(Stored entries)
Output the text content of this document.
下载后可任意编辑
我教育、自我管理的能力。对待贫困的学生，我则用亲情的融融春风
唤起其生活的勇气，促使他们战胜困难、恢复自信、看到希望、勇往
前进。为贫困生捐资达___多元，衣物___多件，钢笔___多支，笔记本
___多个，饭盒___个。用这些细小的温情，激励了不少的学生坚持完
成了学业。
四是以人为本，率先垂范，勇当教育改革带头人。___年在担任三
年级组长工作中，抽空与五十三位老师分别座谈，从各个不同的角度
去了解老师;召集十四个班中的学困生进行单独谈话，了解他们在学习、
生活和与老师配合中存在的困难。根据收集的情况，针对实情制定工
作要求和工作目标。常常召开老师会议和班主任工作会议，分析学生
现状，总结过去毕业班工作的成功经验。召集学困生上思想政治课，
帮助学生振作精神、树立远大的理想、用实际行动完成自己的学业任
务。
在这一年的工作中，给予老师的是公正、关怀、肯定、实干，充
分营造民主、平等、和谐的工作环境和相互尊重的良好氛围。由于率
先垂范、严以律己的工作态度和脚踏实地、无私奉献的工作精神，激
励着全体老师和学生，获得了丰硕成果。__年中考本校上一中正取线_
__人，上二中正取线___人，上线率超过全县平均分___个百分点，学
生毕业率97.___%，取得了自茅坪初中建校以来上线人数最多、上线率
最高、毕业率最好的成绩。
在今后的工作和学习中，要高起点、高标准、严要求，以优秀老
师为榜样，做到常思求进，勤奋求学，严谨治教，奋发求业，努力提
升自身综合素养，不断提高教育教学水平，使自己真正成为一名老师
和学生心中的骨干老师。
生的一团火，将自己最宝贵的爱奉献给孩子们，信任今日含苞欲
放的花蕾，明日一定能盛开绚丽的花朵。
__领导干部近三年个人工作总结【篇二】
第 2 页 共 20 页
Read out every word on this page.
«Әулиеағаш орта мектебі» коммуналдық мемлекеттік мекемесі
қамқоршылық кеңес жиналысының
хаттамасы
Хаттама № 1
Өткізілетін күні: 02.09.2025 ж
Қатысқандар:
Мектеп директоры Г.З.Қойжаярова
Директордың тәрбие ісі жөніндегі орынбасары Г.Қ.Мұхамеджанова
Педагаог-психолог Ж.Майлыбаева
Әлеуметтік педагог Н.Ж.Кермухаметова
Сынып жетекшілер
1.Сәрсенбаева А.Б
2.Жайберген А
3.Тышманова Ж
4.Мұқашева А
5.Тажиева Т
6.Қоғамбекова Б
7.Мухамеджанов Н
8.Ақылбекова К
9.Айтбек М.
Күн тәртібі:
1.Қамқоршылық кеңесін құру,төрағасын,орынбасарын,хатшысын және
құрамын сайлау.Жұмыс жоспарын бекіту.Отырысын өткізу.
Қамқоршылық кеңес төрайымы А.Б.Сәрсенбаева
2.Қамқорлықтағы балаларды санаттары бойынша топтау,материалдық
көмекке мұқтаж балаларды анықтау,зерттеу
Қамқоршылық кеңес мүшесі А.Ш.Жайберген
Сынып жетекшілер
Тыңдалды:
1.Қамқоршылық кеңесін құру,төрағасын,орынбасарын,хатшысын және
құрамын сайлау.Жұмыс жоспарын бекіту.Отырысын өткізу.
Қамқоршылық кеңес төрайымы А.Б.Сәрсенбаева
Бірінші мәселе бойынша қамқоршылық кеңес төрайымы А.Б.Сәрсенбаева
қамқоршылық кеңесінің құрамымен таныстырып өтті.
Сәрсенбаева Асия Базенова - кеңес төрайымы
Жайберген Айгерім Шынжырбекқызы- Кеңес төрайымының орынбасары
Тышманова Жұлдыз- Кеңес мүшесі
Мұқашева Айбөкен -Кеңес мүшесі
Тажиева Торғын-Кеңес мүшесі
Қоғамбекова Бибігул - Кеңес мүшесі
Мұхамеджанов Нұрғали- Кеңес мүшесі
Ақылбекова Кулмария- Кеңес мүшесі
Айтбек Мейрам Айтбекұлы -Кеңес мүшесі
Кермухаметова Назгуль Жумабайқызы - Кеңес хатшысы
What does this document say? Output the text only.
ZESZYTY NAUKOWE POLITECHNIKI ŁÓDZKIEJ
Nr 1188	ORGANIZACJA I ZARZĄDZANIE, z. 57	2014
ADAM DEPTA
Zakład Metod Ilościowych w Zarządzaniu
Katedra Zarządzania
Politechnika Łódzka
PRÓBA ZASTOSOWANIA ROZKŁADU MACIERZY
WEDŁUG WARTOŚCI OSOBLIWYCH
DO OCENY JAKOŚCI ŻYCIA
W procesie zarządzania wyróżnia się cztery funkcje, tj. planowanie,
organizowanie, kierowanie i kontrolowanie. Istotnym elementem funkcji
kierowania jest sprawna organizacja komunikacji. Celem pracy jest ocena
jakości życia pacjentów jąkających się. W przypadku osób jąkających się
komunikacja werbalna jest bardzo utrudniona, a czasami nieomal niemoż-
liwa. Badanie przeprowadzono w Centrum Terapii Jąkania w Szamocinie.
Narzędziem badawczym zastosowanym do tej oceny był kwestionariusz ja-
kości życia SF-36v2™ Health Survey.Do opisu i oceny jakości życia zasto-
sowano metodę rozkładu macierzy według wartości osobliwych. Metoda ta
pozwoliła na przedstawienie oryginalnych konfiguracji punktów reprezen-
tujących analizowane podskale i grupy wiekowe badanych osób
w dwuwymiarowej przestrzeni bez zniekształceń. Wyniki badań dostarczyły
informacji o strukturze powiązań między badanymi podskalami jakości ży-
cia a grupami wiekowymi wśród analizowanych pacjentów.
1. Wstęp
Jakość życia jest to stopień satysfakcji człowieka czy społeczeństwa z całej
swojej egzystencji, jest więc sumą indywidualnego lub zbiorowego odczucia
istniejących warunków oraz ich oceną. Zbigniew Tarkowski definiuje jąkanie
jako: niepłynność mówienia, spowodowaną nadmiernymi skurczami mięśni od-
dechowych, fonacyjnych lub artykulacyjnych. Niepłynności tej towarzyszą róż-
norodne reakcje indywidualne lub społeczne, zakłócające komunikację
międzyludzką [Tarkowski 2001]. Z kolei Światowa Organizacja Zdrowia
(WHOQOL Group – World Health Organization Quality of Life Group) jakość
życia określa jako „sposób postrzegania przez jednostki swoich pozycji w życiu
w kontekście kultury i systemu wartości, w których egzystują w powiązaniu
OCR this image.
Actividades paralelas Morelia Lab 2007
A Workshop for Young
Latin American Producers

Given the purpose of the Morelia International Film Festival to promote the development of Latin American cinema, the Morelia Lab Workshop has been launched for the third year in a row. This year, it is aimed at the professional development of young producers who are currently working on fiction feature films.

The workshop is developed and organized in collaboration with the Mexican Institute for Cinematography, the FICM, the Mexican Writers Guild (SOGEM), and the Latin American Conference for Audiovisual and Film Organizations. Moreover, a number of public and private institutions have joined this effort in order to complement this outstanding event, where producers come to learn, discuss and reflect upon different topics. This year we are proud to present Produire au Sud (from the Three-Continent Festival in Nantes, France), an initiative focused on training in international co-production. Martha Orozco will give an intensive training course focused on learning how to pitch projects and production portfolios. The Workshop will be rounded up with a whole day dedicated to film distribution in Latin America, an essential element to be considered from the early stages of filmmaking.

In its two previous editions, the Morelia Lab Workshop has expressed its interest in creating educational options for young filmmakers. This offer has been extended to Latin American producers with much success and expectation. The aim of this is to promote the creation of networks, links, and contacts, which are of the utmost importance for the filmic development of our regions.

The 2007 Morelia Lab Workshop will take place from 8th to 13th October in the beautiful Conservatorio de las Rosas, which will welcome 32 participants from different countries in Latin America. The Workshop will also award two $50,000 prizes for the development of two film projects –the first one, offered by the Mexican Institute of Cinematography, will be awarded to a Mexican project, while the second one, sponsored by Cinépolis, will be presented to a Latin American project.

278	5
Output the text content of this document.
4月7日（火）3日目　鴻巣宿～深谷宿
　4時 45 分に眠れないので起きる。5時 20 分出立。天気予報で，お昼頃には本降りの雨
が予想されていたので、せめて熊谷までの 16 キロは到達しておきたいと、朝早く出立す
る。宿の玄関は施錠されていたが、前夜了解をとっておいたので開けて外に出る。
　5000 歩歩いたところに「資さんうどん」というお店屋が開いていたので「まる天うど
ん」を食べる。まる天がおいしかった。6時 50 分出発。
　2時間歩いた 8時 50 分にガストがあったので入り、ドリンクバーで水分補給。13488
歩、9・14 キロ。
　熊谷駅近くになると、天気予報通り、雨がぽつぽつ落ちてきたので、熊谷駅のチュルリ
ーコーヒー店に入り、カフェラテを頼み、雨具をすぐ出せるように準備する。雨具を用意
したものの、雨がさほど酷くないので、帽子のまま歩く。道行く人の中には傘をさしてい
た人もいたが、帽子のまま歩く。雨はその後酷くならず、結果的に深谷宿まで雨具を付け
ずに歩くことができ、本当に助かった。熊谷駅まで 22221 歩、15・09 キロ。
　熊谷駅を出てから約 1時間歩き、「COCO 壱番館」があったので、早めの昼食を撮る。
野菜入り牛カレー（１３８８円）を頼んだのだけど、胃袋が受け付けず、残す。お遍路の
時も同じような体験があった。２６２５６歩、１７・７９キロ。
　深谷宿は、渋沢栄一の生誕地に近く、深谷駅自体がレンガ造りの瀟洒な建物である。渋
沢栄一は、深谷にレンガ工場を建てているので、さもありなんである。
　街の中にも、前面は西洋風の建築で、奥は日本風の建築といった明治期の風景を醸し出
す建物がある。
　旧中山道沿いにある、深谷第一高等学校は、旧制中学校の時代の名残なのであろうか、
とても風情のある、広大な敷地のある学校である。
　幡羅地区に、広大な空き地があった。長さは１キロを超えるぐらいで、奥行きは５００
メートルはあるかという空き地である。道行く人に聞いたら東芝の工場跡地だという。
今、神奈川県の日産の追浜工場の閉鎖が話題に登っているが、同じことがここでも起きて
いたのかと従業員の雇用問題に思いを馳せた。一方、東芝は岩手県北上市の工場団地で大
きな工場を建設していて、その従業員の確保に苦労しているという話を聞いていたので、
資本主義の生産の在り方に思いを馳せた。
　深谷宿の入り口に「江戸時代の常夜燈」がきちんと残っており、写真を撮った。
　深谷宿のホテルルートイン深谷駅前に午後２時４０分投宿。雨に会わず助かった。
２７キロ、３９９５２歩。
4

▶ [PROBLEM] From the data above, copy each line where the string "Cinematography" appears.

▶ [RESULT BELOW]
The workshop is developed and organized in collaboration with the Mexican Institute for Cinematography, the FICM, the Mexican Writers Guild (SOGEM), and the Latin American Conference for Audiovisual and Film Organizations. Moreover, a number of public and private institutions have joined this effort in order to complement this outstanding event, where producers come to learn, discuss and reflect upon different topics. This year we are proud to present Produire au Sud (from the Three-Continent Festival in Nantes, France), an initiative focused on training in international co-production. Martha Orozco will give an intensive training course focused on learning how to pitch projects and production portfolios. The Workshop will be rounded up with a whole day dedicated to film distribution in Latin America, an essential element to be considered from the early stages of filmmaking.
The 2007 Morelia Lab Workshop will take place from 8th to 13th October in the beautiful Conservatorio de las Rosas, which will welcome 32 participants from different countries in Latin America. The Workshop will also award two $50,000 prizes for the development of two film projects –the first one, offered by the Mexican Institute of Cinematography, will be awarded to a Mexican project, while the second one, sponsored by Cinépolis, will be presented to a Latin American project.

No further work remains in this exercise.